• _WHAT YOU SHOULD DO_
Give the listing below again in full, exactly as written.

Data items
>>>>
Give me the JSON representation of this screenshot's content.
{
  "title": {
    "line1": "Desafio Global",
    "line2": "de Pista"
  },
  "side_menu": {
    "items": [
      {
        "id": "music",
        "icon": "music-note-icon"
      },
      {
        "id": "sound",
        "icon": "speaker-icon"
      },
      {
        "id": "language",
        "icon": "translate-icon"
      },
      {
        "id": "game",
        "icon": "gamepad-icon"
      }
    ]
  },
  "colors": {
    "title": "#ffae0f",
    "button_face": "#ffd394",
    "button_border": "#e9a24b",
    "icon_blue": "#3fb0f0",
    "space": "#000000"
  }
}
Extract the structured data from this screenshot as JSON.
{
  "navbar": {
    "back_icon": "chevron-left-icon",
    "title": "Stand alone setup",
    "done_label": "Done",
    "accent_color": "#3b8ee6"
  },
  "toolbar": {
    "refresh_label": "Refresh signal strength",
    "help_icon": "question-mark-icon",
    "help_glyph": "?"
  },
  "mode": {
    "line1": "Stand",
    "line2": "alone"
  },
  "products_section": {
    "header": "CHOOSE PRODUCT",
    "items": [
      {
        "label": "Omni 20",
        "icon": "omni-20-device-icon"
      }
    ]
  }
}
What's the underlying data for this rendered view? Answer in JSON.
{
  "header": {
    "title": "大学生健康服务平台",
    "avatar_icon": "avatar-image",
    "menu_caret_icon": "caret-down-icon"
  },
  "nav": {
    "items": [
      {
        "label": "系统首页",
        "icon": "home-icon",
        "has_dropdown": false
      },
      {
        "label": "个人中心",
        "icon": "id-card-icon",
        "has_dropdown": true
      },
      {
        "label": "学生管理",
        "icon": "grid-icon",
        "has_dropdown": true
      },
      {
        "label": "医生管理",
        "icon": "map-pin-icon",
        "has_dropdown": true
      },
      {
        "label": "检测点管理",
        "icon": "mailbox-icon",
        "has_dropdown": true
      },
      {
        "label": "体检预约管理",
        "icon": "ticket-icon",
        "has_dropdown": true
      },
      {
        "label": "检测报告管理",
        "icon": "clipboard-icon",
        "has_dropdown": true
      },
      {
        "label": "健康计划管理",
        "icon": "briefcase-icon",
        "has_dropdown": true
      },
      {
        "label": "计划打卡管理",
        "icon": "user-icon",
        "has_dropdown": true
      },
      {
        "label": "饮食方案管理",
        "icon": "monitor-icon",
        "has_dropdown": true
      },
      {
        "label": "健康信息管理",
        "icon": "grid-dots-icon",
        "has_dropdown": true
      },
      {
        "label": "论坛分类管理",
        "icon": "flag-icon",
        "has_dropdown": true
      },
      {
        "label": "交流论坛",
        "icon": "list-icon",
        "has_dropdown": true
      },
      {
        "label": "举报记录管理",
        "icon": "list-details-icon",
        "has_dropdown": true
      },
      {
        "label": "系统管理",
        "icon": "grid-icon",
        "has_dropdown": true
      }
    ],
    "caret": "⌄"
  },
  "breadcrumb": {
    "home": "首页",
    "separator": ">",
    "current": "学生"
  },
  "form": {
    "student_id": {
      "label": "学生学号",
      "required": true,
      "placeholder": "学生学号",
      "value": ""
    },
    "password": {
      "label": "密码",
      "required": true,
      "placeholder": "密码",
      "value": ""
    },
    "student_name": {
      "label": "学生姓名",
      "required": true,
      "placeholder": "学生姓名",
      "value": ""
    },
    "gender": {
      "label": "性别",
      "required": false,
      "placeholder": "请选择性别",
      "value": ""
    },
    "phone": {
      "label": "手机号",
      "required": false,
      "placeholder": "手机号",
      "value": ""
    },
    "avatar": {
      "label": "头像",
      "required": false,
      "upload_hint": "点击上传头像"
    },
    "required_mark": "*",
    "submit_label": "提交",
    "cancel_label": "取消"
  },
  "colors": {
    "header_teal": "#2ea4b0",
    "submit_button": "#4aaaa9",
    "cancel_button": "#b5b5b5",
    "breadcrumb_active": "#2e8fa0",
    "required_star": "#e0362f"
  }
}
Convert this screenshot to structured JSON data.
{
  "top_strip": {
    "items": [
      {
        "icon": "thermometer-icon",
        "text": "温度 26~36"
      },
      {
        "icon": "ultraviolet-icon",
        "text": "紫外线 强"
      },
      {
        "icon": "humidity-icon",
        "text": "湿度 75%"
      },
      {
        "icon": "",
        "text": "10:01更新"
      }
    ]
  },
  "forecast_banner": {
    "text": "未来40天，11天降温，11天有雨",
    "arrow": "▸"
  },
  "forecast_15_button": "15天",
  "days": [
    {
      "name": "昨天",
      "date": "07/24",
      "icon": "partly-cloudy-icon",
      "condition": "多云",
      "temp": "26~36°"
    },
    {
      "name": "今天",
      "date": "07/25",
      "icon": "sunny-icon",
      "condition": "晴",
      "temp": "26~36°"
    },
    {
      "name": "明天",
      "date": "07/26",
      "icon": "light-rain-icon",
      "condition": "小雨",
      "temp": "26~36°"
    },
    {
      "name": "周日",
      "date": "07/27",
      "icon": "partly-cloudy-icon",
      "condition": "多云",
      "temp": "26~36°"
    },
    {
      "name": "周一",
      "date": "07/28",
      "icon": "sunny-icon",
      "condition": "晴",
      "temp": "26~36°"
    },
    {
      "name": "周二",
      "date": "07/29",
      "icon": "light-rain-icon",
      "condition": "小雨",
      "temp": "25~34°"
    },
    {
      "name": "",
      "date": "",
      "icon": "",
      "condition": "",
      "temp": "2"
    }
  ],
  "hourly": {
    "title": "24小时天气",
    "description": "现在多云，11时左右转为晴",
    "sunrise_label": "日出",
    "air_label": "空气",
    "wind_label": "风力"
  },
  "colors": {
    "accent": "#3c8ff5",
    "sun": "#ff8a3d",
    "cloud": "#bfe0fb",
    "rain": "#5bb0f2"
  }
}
<<<<
• _SOLUTION_
Give me the JSON representation of this screenshot's content.
{
  "title": {
    "line1": "Desafio Global",
    "line2": "de Pista"
  },
  "side_menu": {
    "items": [
      {
        "id": "music",
        "icon": "music-note-icon"
      },
      {
        "id": "sound",
        "icon": "speaker-icon"
      },
      {
        "id": "language",
        "icon": "translate-icon"
      },
      {
        "id": "game",
        "icon": "gamepad-icon"
      }
    ]
  },
  "colors": {
    "title": "#ffae0f",
    "button_face": "#ffd394",
    "button_border": "#e9a24b",
    "icon_blue": "#3fb0f0",
    "space": "#000000"
  }
}
Extract the structured data from this screenshot as JSON.
{
  "navbar": {
    "back_icon": "chevron-left-icon",
    "title": "Stand alone setup",
    "done_label": "Done",
    "accent_color": "#3b8ee6"
  },
  "toolbar": {
    "refresh_label": "Refresh signal strength",
    "help_icon": "question-mark-icon",
    "help_glyph": "?"
  },
  "mode": {
    "line1": "Stand",
    "line2": "alone"
  },
  "products_section": {
    "header": "CHOOSE PRODUCT",
    "items": [
      {
        "label": "Omni 20",
        "icon": "omni-20-device-icon"
      }
    ]
  }
}
What's the underlying data for this rendered view? Answer in JSON.
{
  "header": {
    "title": "大学生健康服务平台",
    "avatar_icon": "avatar-image",
    "menu_caret_icon": "caret-down-icon"
  },
  "nav": {
    "items": [
      {
        "label": "系统首页",
        "icon": "home-icon",
        "has_dropdown": false
      },
      {
        "label": "个人中心",
        "icon": "id-card-icon",
        "has_dropdown": true
      },
      {
        "label": "学生管理",
        "icon": "grid-icon",
        "has_dropdown": true
      },
      {
        "label": "医生管理",
        "icon": "map-pin-icon",
        "has_dropdown": true
      },
      {
        "label": "检测点管理",
        "icon": "mailbox-icon",
        "has_dropdown": true
      },
      {
        "label": "体检预约管理",
        "icon": "ticket-icon",
        "has_dropdown": true
      },
      {
        "label": "检测报告管理",
        "icon": "clipboard-icon",
        "has_dropdown": true
      },
      {
        "label": "健康计划管理",
        "icon": "briefcase-icon",
        "has_dropdown": true
      },
      {
        "label": "计划打卡管理",
        "icon": "user-icon",
        "has_dropdown": true
      },
      {
        "label": "饮食方案管理",
        "icon": "monitor-icon",
        "has_dropdown": true
      },
      {
        "label": "健康信息管理",
        "icon": "grid-dots-icon",
        "has_dropdown": true
      },
      {
        "label": "论坛分类管理",
        "icon": "flag-icon",
        "has_dropdown": true
      },
      {
        "label": "交流论坛",
        "icon": "list-icon",
        "has_dropdown": true
      },
      {
        "label": "举报记录管理",
        "icon": "list-details-icon",
        "has_dropdown": true
      },
      {
        "label": "系统管理",
        "icon": "grid-icon",
        "has_dropdown": true
      }
    ],
    "caret": "⌄"
  },
  "breadcrumb": {
    "home": "首页",
    "separator": ">",
    "current": "学生"
  },
  "form": {
    "student_id": {
      "label": "学生学号",
      "required": true,
      "placeholder": "学生学号",
      "value": ""
    },
    "password": {
      "label": "密码",
      "required": true,
      "placeholder": "密码",
      "value": ""
    },
    "student_name": {
      "label": "学生姓名",
      "required": true,
      "placeholder": "学生姓名",
      "value": ""
    },
    "gender": {
      "label": "性别",
      "required": false,
      "placeholder": "请选择性别",
      "value": ""
    },
    "phone": {
      "label": "手机号",
      "required": false,
      "placeholder": "手机号",
      "value": ""
    },
    "avatar": {
      "label": "头像",
      "required": false,
      "upload_hint": "点击上传头像"
    },
    "required_mark": "*",
    "submit_label": "提交",
    "cancel_label": "取消"
  },
  "colors": {
    "header_teal": "#2ea4b0",
    "submit_button": "#4aaaa9",
    "cancel_button": "#b5b5b5",
    "breadcrumb_active": "#2e8fa0",
    "required_star": "#e0362f"
  }
}
Convert this screenshot to structured JSON data.
{
  "top_strip": {
    "items": [
      {
        "icon": "thermometer-icon",
        "text": "温度 26~36"
      },
      {
        "icon": "ultraviolet-icon",
        "text": "紫外线 强"
      },
      {
        "icon": "humidity-icon",
        "text": "湿度 75%"
      },
      {
        "icon": "",
        "text": "10:01更新"
      }
    ]
  },
  "forecast_banner": {
    "text": "未来40天，11天降温，11天有雨",
    "arrow": "▸"
  },
  "forecast_15_button": "15天",
  "days": [
    {
      "name": "昨天",
      "date": "07/24",
      "icon": "partly-cloudy-icon",
      "condition": "多云",
      "temp": "26~36°"
    },
    {
      "name": "今天",
      "date": "07/25",
      "icon": "sunny-icon",
      "condition": "晴",
      "temp": "26~36°"
    },
    {
      "name": "明天",
      "date": "07/26",
      "icon": "light-rain-icon",
      "condition": "小雨",
      "temp": "26~36°"
    },
    {
      "name": "周日",
      "date": "07/27",
      "icon": "partly-cloudy-icon",
      "condition": "多云",
      "temp": "26~36°"
    },
    {
      "name": "周一",
      "date": "07/28",
      "icon": "sunny-icon",
      "condition": "晴",
      "temp": "26~36°"
    },
    {
      "name": "周二",
      "date": "07/29",
      "icon": "light-rain-icon",
      "condition": "小雨",
      "temp": "25~34°"
    },
    {
      "name": "",
      "date": "",
      "icon": "",
      "condition": "",
      "temp": "2"
    }
  ],
  "hourly": {
    "title": "24小时天气",
    "description": "现在多云，11时左右转为晴",
    "sunrise_label": "日出",
    "air_label": "空气",
    "wind_label": "风力"
  },
  "colors": {
    "accent": "#3c8ff5",
    "sun": "#ff8a3d",
    "cloud": "#bfe0fb",
    "rain": "#5bb0f2"
  }
}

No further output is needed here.